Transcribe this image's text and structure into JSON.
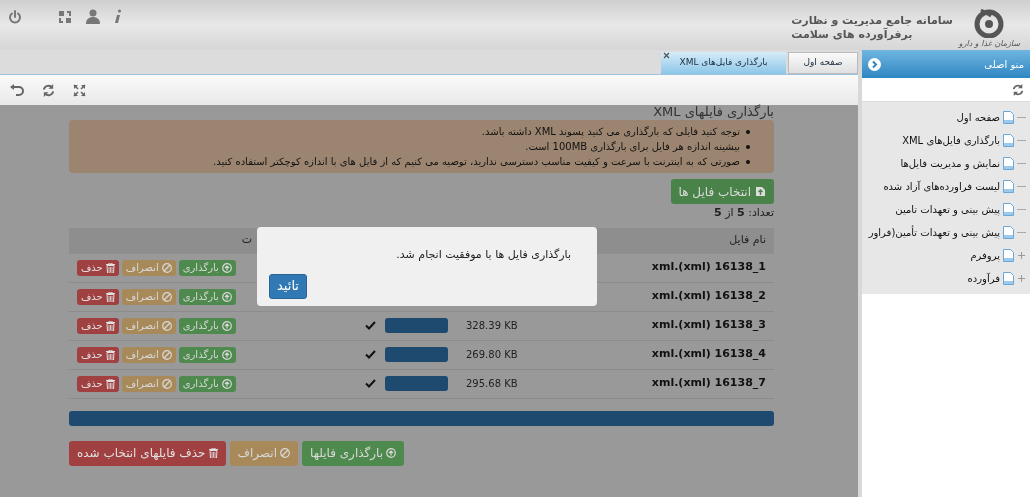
{
  "header": {
    "title": "سامانه جامع مدیریت و نظارت",
    "subtitle": "برفرآورده های سلامت",
    "logo_text": "سازمان غذا و دارو"
  },
  "tabs": [
    {
      "label": "صفحه اول",
      "selected": false,
      "closable": false
    },
    {
      "label": "بارگذاری فایل‌های XML",
      "selected": true,
      "closable": true
    }
  ],
  "sidebar": {
    "title": "منو اصلی",
    "items": [
      {
        "label": "صفحه اول",
        "kind": "leaf"
      },
      {
        "label": "بارگذاری فایل‌های XML",
        "kind": "leaf"
      },
      {
        "label": "نمایش و مدیریت فایل‌ها",
        "kind": "leaf"
      },
      {
        "label": "لیست فراورده‌های آزاد شده",
        "kind": "leaf"
      },
      {
        "label": "پیش بینی و تعهدات تامین",
        "kind": "leaf"
      },
      {
        "label": "پیش بینی و تعهدات تأمین(فراور",
        "kind": "leaf"
      },
      {
        "label": "پروفرم",
        "kind": "folder"
      },
      {
        "label": "فرآورده",
        "kind": "folder"
      }
    ]
  },
  "page": {
    "title": "بارگذاری فایلهای XML",
    "notes": [
      "توجه کنید فایلی که بارگذاری می کنید پسوند XML داشته باشد.",
      "بیشینه اندازه هر فایل برای بارگذاری 100MB است.",
      "صورتی که به اینترنت با سرعت و کیفیت مناسب دسترسی ندارید، توصیه می کنیم که از فایل های با اندازه کوچکتر استفاده کنید."
    ],
    "select_button": "انتخاب فایل ها",
    "count": "تعداد: **5** از **5**",
    "table": {
      "columns": [
        "نام فایل",
        "ت"
      ],
      "rows": [
        {
          "name": "xml.(xml) 16138_1",
          "actions": [
            "بارگذاری",
            "انصراف",
            "حذف"
          ]
        },
        {
          "name": "xml.(xml) 16138_2",
          "actions": [
            "بارگذاری",
            "انصراف",
            "حذف"
          ]
        },
        {
          "name": "xml.(xml) 16138_3",
          "size": "328.39 KB",
          "level": 1,
          "done": true,
          "actions": [
            "بارگذاری",
            "انصراف",
            "حذف"
          ]
        },
        {
          "name": "xml.(xml) 16138_4",
          "size": "269.80 KB",
          "level": 1,
          "done": true,
          "actions": [
            "بارگذاری",
            "انصراف",
            "حذف"
          ]
        },
        {
          "name": "xml.(xml) 16138_7",
          "size": "295.68 KB",
          "level": 1,
          "done": true,
          "actions": [
            "بارگذاری",
            "انصراف",
            "حذف"
          ]
        }
      ]
    },
    "total": {
      "level": 1
    },
    "buttons": [
      "بارگذاری فایلها",
      "انصراف",
      "حذف فایلهای انتخاب شده"
    ]
  },
  "dialog": {
    "message": "بارگذاری فایل ها با موفقیت انجام شد.",
    "button": "تائید"
  }
}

◆ ◆ ◆

(Written exercise)
Copy all lines from the material that include "size".

(Written response)
          "size": "328.39 KB",
          "size": "269.80 KB",
          "size": "295.68 KB",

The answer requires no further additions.